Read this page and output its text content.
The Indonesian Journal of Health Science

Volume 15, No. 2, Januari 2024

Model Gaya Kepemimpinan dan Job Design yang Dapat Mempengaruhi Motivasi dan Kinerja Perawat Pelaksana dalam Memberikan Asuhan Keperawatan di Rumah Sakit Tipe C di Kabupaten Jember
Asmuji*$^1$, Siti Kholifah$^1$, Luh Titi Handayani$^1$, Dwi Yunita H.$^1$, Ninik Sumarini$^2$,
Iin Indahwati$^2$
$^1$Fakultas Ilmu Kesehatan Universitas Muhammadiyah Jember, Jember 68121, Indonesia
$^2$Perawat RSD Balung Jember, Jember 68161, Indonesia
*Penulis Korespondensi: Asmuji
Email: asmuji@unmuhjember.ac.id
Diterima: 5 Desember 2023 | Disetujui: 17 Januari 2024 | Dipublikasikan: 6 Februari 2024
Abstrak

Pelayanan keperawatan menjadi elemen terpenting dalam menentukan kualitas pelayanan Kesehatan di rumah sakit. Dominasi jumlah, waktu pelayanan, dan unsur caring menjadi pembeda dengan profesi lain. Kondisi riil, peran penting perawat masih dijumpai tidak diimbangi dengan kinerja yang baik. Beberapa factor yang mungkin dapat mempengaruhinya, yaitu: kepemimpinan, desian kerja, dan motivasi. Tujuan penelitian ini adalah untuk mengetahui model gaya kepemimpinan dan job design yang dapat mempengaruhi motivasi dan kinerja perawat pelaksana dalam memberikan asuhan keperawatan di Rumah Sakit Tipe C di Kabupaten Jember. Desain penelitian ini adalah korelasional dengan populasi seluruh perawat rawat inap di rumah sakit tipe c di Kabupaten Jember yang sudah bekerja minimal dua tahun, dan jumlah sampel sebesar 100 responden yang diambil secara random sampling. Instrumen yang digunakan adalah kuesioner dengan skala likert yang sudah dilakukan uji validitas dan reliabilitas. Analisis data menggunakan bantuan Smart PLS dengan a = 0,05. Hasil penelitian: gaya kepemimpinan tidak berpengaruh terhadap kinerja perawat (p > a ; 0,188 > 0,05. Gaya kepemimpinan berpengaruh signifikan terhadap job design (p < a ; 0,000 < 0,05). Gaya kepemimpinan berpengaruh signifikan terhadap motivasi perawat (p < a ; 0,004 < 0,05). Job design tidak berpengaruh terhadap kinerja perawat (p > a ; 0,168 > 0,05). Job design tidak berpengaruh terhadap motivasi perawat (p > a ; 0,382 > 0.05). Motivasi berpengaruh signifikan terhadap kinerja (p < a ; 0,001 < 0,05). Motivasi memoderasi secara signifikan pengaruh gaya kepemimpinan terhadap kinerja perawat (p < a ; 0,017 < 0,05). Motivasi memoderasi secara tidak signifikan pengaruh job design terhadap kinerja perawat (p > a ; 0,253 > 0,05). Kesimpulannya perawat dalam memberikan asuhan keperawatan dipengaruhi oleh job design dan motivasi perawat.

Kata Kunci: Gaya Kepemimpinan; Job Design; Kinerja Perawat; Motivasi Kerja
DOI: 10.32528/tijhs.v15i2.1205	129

● Instruction: Copy each line of the data exactly, leaving nothing out.

● Result:
Read this page and output its text content.
The Indonesian Journal of Health Science

Volume 15, No. 2, Januari 2024

Model Gaya Kepemimpinan dan Job Design yang Dapat Mempengaruhi Motivasi dan Kinerja Perawat Pelaksana dalam Memberikan Asuhan Keperawatan di Rumah Sakit Tipe C di Kabupaten Jember
Asmuji*$^1$, Siti Kholifah$^1$, Luh Titi Handayani$^1$, Dwi Yunita H.$^1$, Ninik Sumarini$^2$,
Iin Indahwati$^2$
$^1$Fakultas Ilmu Kesehatan Universitas Muhammadiyah Jember, Jember 68121, Indonesia
$^2$Perawat RSD Balung Jember, Jember 68161, Indonesia
*Penulis Korespondensi: Asmuji
Email: asmuji@unmuhjember.ac.id
Diterima: 5 Desember 2023 | Disetujui: 17 Januari 2024 | Dipublikasikan: 6 Februari 2024
Abstrak

Pelayanan keperawatan menjadi elemen terpenting dalam menentukan kualitas pelayanan Kesehatan di rumah sakit. Dominasi jumlah, waktu pelayanan, dan unsur caring menjadi pembeda dengan profesi lain. Kondisi riil, peran penting perawat masih dijumpai tidak diimbangi dengan kinerja yang baik. Beberapa factor yang mungkin dapat mempengaruhinya, yaitu: kepemimpinan, desian kerja, dan motivasi. Tujuan penelitian ini adalah untuk mengetahui model gaya kepemimpinan dan job design yang dapat mempengaruhi motivasi dan kinerja perawat pelaksana dalam memberikan asuhan keperawatan di Rumah Sakit Tipe C di Kabupaten Jember. Desain penelitian ini adalah korelasional dengan populasi seluruh perawat rawat inap di rumah sakit tipe c di Kabupaten Jember yang sudah bekerja minimal dua tahun, dan jumlah sampel sebesar 100 responden yang diambil secara random sampling. Instrumen yang digunakan adalah kuesioner dengan skala likert yang sudah dilakukan uji validitas dan reliabilitas. Analisis data menggunakan bantuan Smart PLS dengan a = 0,05. Hasil penelitian: gaya kepemimpinan tidak berpengaruh terhadap kinerja perawat (p > a ; 0,188 > 0,05. Gaya kepemimpinan berpengaruh signifikan terhadap job design (p < a ; 0,000 < 0,05). Gaya kepemimpinan berpengaruh signifikan terhadap motivasi perawat (p < a ; 0,004 < 0,05). Job design tidak berpengaruh terhadap kinerja perawat (p > a ; 0,168 > 0,05). Job design tidak berpengaruh terhadap motivasi perawat (p > a ; 0,382 > 0.05). Motivasi berpengaruh signifikan terhadap kinerja (p < a ; 0,001 < 0,05). Motivasi memoderasi secara signifikan pengaruh gaya kepemimpinan terhadap kinerja perawat (p < a ; 0,017 < 0,05). Motivasi memoderasi secara tidak signifikan pengaruh job design terhadap kinerja perawat (p > a ; 0,253 > 0,05). Kesimpulannya perawat dalam memberikan asuhan keperawatan dipengaruhi oleh job design dan motivasi perawat.

Kata Kunci: Gaya Kepemimpinan; Job Design; Kinerja Perawat; Motivasi Kerja
DOI: 10.32528/tijhs.v15i2.1205	129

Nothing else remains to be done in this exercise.